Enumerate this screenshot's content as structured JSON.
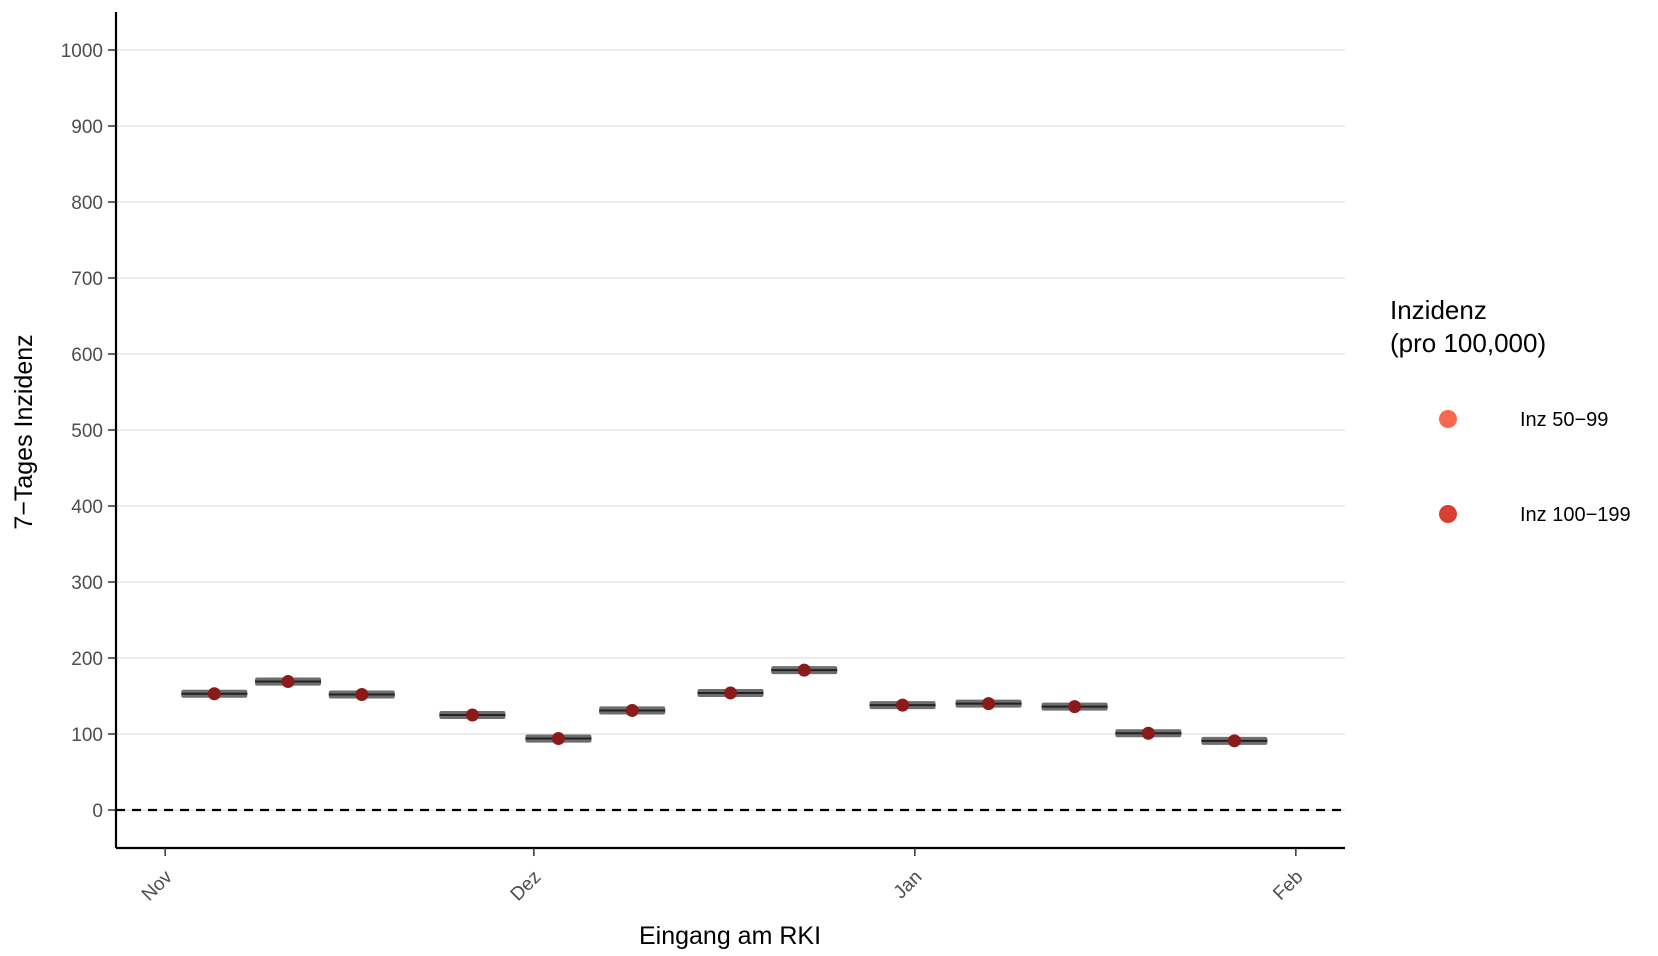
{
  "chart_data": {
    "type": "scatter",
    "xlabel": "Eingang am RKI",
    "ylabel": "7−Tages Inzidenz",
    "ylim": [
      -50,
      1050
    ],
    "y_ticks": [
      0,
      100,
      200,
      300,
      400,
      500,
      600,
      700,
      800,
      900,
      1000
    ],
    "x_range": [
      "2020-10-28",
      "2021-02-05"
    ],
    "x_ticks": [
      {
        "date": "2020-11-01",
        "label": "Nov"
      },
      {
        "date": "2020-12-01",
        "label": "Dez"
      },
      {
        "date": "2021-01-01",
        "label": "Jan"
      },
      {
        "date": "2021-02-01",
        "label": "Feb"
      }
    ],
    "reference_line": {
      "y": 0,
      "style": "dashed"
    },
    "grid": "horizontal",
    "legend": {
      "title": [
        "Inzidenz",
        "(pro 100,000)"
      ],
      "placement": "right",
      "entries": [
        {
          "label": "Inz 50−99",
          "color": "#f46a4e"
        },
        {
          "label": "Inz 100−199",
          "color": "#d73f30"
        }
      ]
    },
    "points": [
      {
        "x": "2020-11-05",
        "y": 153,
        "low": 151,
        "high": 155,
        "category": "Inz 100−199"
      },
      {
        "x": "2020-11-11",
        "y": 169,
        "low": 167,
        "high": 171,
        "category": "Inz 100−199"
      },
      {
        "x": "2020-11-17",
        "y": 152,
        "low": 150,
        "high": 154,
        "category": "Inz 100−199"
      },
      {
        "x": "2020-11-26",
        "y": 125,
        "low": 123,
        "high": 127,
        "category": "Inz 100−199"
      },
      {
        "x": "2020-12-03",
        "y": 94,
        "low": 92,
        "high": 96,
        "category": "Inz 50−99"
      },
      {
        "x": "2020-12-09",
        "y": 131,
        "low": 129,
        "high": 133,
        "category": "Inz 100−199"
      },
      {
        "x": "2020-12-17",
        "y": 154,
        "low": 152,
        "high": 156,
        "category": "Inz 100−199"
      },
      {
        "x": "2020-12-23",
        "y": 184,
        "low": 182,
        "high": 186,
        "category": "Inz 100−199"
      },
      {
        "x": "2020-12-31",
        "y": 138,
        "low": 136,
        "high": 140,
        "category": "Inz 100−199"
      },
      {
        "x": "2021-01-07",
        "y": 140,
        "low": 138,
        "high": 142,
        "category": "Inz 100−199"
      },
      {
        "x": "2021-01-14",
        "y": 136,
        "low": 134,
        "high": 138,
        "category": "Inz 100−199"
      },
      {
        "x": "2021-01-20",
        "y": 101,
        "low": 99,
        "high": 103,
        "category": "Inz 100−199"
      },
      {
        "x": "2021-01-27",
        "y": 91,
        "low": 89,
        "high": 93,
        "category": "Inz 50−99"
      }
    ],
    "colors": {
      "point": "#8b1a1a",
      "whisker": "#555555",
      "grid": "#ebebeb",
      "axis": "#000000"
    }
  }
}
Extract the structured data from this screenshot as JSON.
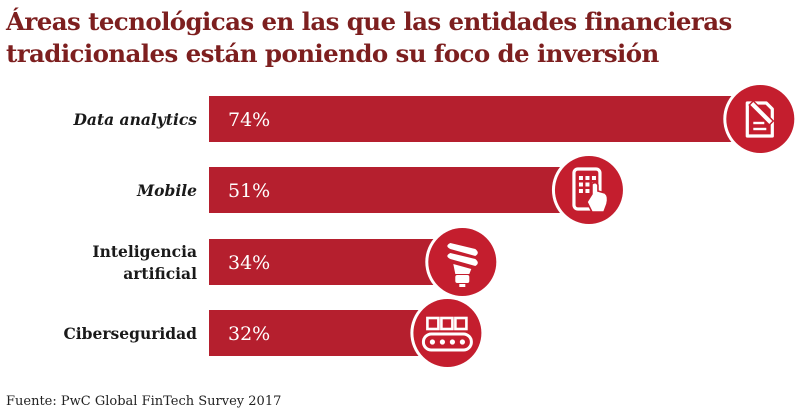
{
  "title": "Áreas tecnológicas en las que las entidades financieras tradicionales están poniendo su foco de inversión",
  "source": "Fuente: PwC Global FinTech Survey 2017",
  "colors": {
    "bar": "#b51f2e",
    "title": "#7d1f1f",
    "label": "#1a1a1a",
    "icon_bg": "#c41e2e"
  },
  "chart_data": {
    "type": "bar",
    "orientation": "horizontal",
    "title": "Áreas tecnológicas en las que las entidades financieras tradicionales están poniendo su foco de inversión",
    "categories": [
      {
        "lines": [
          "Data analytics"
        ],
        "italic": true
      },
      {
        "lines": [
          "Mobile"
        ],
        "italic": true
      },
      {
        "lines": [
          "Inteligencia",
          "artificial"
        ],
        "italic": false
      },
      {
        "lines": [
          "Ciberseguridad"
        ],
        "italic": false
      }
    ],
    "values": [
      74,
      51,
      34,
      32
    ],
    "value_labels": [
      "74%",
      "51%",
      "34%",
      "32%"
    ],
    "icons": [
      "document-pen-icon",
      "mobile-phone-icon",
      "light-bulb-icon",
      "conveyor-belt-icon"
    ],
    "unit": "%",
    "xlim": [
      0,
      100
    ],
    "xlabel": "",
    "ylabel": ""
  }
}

|---|

PROBLEM
Search the records for the word "tradicionales" and copy every line where it occurs.

TASK RESULT
  "title": "Áreas tecnológicas en las que las entidades financieras tradicionales están poniendo su foco de inversión",
    "title": "Áreas tecnológicas en las que las entidades financieras tradicionales están poniendo su foco de inversión",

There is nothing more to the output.